BEGIN The data
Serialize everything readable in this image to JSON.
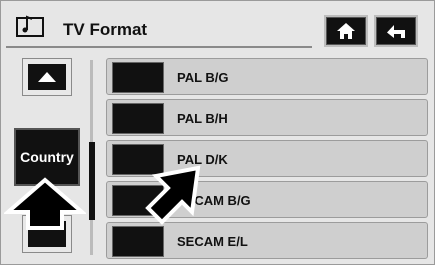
{
  "header": {
    "title": "TV Format"
  },
  "sidebar": {
    "country_label": "Country"
  },
  "list": {
    "items": [
      {
        "label": "PAL B/G"
      },
      {
        "label": "PAL B/H"
      },
      {
        "label": "PAL D/K"
      },
      {
        "label": "SECAM B/G"
      },
      {
        "label": "SECAM E/L"
      }
    ]
  },
  "icons": {
    "title": "music-note-screen-icon",
    "home": "home-icon",
    "back": "back-arrow-icon",
    "scroll_up": "triangle-up-icon",
    "scroll_down": "triangle-down-icon",
    "gesture_up": "gesture-arrow-up-icon",
    "gesture_diag": "gesture-arrow-diagonal-icon"
  },
  "colors": {
    "background": "#e6e6e6",
    "row": "#cfcfcf",
    "button": "#111111"
  }
}
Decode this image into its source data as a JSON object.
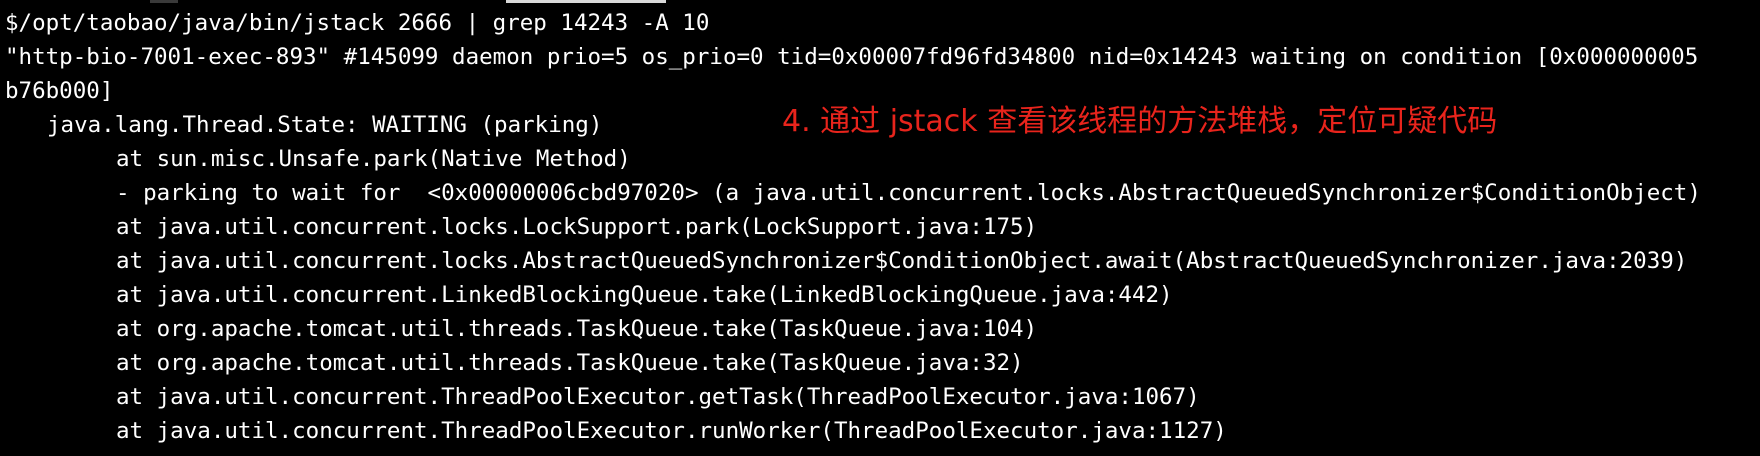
{
  "terminal": {
    "lines": [
      "$/opt/taobao/java/bin/jstack 2666 | grep 14243 -A 10",
      "\"http-bio-7001-exec-893\" #145099 daemon prio=5 os_prio=0 tid=0x00007fd96fd34800 nid=0x14243 waiting on condition [0x000000005",
      "b76b000]",
      "java.lang.Thread.State: WAITING (parking)",
      "at sun.misc.Unsafe.park(Native Method)",
      "- parking to wait for  <0x00000006cbd97020> (a java.util.concurrent.locks.AbstractQueuedSynchronizer$ConditionObject)",
      "at java.util.concurrent.locks.LockSupport.park(LockSupport.java:175)",
      "at java.util.concurrent.locks.AbstractQueuedSynchronizer$ConditionObject.await(AbstractQueuedSynchronizer.java:2039)",
      "at java.util.concurrent.LinkedBlockingQueue.take(LinkedBlockingQueue.java:442)",
      "at org.apache.tomcat.util.threads.TaskQueue.take(TaskQueue.java:104)",
      "at org.apache.tomcat.util.threads.TaskQueue.take(TaskQueue.java:32)",
      "at java.util.concurrent.ThreadPoolExecutor.getTask(ThreadPoolExecutor.java:1067)",
      "at java.util.concurrent.ThreadPoolExecutor.runWorker(ThreadPoolExecutor.java:1127)"
    ],
    "annotation": "4. 通过 jstack 查看该线程的方法堆栈，定位可疑代码"
  },
  "colors": {
    "background": "#000000",
    "text": "#ffffff",
    "annotation": "#e8241c"
  }
}
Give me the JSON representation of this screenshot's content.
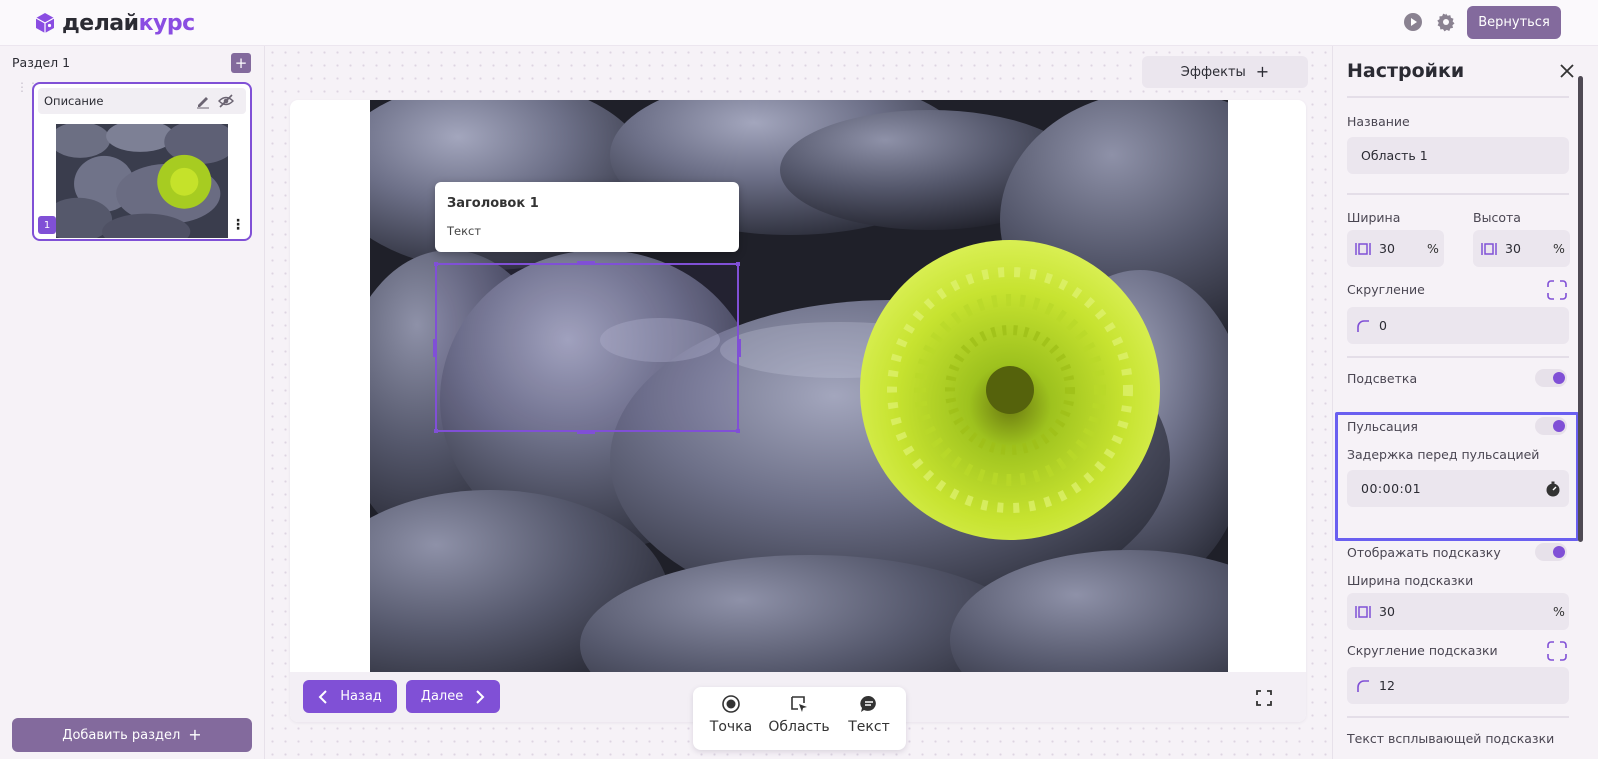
{
  "topbar": {
    "logo_part1": "делай",
    "logo_part2": "курс",
    "play_icon": "play-icon",
    "settings_icon": "gear-icon",
    "return_label": "Вернуться"
  },
  "left": {
    "section_title": "Раздел 1",
    "slide": {
      "name": "Описание",
      "number": "1"
    },
    "add_section_label": "Добавить раздел"
  },
  "canvas": {
    "effects_label": "Эффекты",
    "popup": {
      "title": "Заголовок 1",
      "text": "Текст"
    },
    "back_label": "Назад",
    "next_label": "Далее",
    "tools": [
      {
        "label": "Точка",
        "icon": "point-icon"
      },
      {
        "label": "Область",
        "icon": "area-icon"
      },
      {
        "label": "Текст",
        "icon": "text-bubble-icon"
      }
    ]
  },
  "settings": {
    "title": "Настройки",
    "name_label": "Название",
    "name_value": "Область 1",
    "width_label": "Ширина",
    "width_value": "30",
    "height_label": "Высота",
    "height_value": "30",
    "unit": "%",
    "rounding_label": "Скругление",
    "rounding_value": "0",
    "highlight_label": "Подсветка",
    "pulse_label": "Пульсация",
    "pulse_delay_label": "Задержка перед пульсацией",
    "pulse_delay_value": "00:00:01",
    "show_hint_label": "Отображать подсказку",
    "hint_width_label": "Ширина подсказки",
    "hint_width_value": "30",
    "hint_rounding_label": "Скругление подсказки",
    "hint_rounding_value": "12",
    "popup_text_label": "Текст всплывающей подсказки"
  },
  "colors": {
    "accent": "#8050d6",
    "muted_button": "#836a9d",
    "focus_outline": "#6a5ff0"
  }
}
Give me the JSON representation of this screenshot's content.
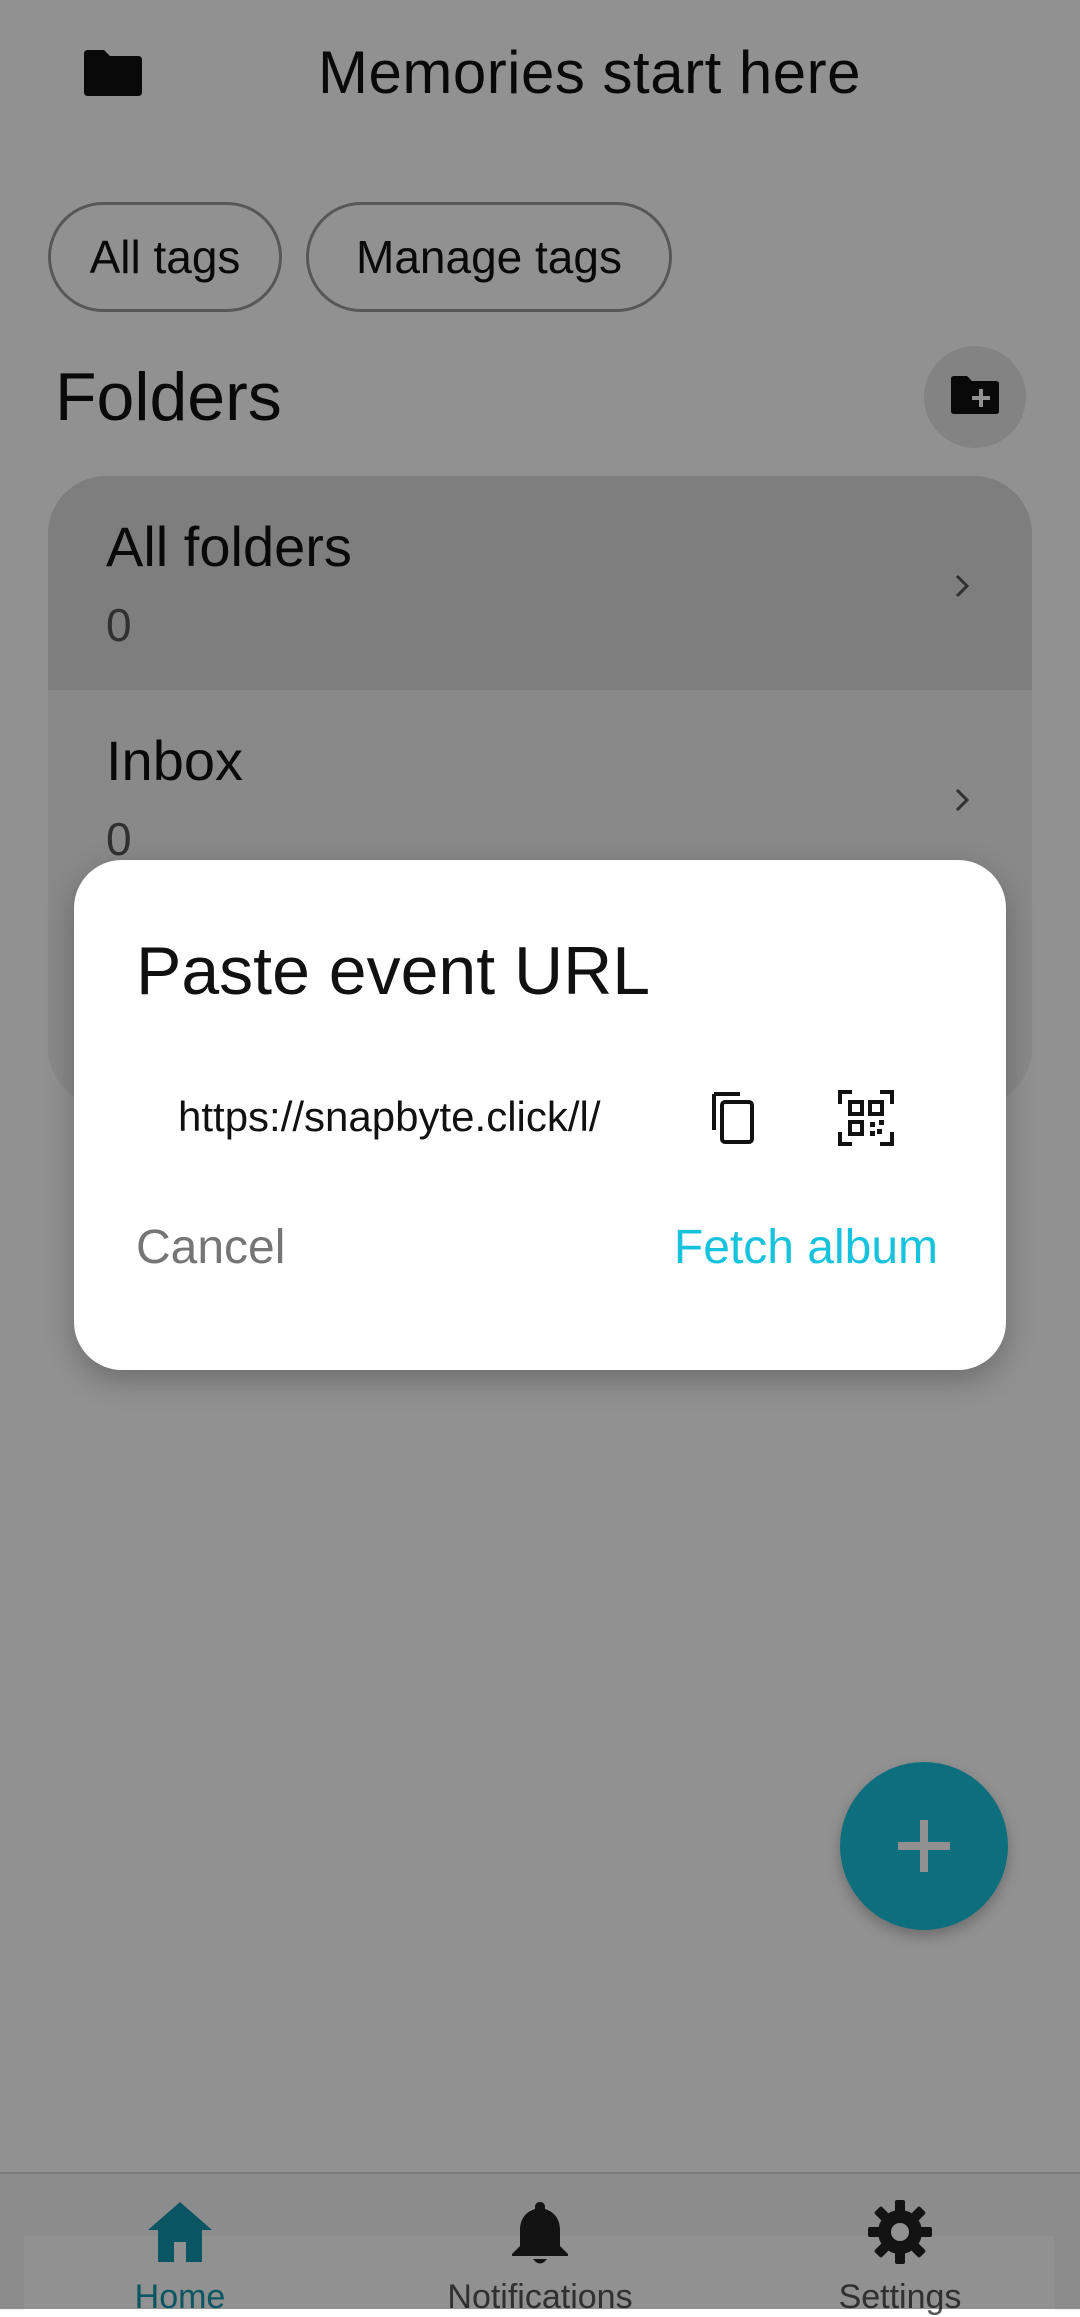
{
  "header": {
    "title": "Memories start here",
    "icon": "folder-icon"
  },
  "chips": [
    {
      "label": "All tags"
    },
    {
      "label": "Manage tags"
    }
  ],
  "folders": {
    "heading": "Folders",
    "add_icon": "create-new-folder-icon",
    "items": [
      {
        "name": "All folders",
        "count": "0"
      },
      {
        "name": "Inbox",
        "count": "0"
      }
    ]
  },
  "fab": {
    "icon": "plus-icon"
  },
  "bottom_nav": {
    "items": [
      {
        "label": "Home",
        "icon": "home-icon",
        "active": true
      },
      {
        "label": "Notifications",
        "icon": "bell-icon",
        "active": false
      },
      {
        "label": "Settings",
        "icon": "gear-icon",
        "active": false
      }
    ]
  },
  "dialog": {
    "title": "Paste event URL",
    "url_value": "https://snapbyte.click/l/",
    "paste_icon": "copy-icon",
    "scan_icon": "qr-scan-icon",
    "cancel_label": "Cancel",
    "confirm_label": "Fetch album"
  },
  "colors": {
    "accent": "#17c3dc",
    "nav_active": "#1397ad",
    "scrim": "rgba(0,0,0,0.43)"
  }
}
END The data
Exercise requirements: Reproduce each line from the records that contains the word "Скругление".

Task solution:
    "rounding_label": "Скругление",
    "hint_rounding_label": "Скругление подсказки",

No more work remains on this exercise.